INSTRUCTIONS TO FOLLOW :: The entries below are to be transcribed in full, without their images.

RECORDS ::
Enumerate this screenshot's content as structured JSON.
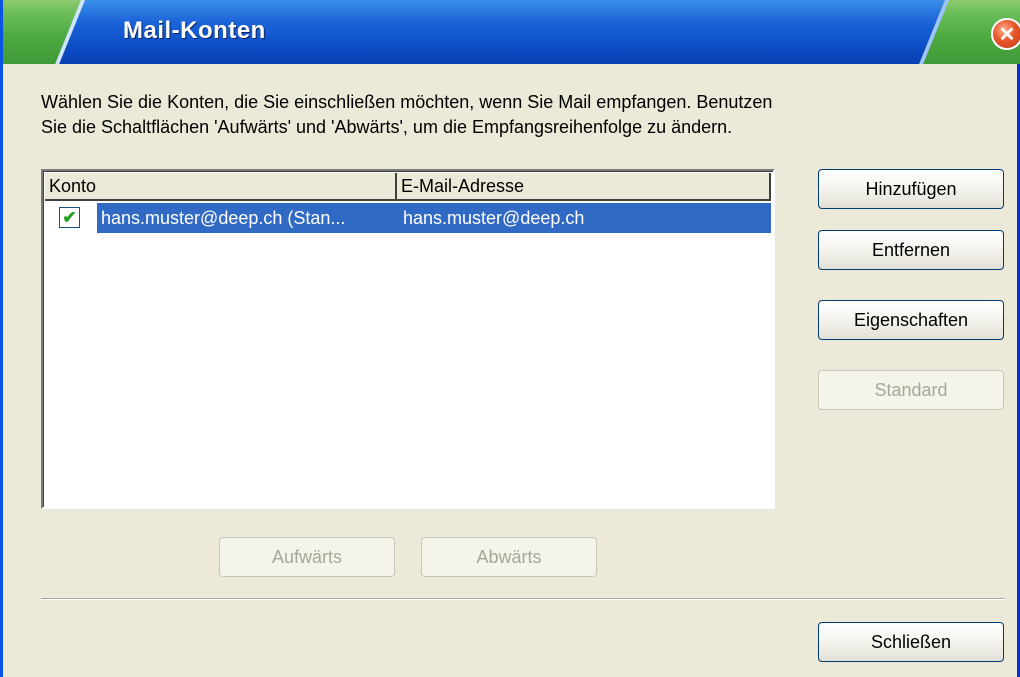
{
  "window": {
    "title": "Mail-Konten"
  },
  "instructions": {
    "line1": "Wählen Sie die Konten, die Sie einschließen möchten, wenn Sie Mail empfangen. Benutzen",
    "line2": "Sie die Schaltflächen 'Aufwärts' und 'Abwärts', um die Empfangsreihenfolge zu ändern."
  },
  "accounts": {
    "columns": [
      "Konto",
      "E-Mail-Adresse"
    ],
    "rows": [
      {
        "checked": true,
        "account": "hans.muster@deep.ch (Stan...",
        "email": "hans.muster@deep.ch",
        "selected": true
      }
    ]
  },
  "buttons": {
    "add": "Hinzufügen",
    "remove": "Entfernen",
    "properties": "Eigenschaften",
    "default": "Standard",
    "up": "Aufwärts",
    "down": "Abwärts",
    "close": "Schließen"
  },
  "colors": {
    "selection": "#316ac5",
    "dialog_background": "#ece9d8",
    "title_blue": "#0c4cc4",
    "title_green": "#4faa43",
    "close_red": "#e8562a"
  },
  "icons": {
    "close": "close-icon",
    "checkbox": "checkmark-icon"
  }
}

EXERCISE RESPONSE ::
Enumerate this screenshot's content as structured JSON.
{
  "window": {
    "title": "Mail-Konten"
  },
  "instructions": {
    "line1": "Wählen Sie die Konten, die Sie einschließen möchten, wenn Sie Mail empfangen. Benutzen",
    "line2": "Sie die Schaltflächen 'Aufwärts' und 'Abwärts', um die Empfangsreihenfolge zu ändern."
  },
  "accounts": {
    "columns": [
      "Konto",
      "E-Mail-Adresse"
    ],
    "rows": [
      {
        "checked": true,
        "account": "hans.muster@deep.ch (Stan...",
        "email": "hans.muster@deep.ch",
        "selected": true
      }
    ]
  },
  "buttons": {
    "add": "Hinzufügen",
    "remove": "Entfernen",
    "properties": "Eigenschaften",
    "default": "Standard",
    "up": "Aufwärts",
    "down": "Abwärts",
    "close": "Schließen"
  },
  "colors": {
    "selection": "#316ac5",
    "dialog_background": "#ece9d8",
    "title_blue": "#0c4cc4",
    "title_green": "#4faa43",
    "close_red": "#e8562a"
  },
  "icons": {
    "close": "close-icon",
    "checkbox": "checkmark-icon"
  }
}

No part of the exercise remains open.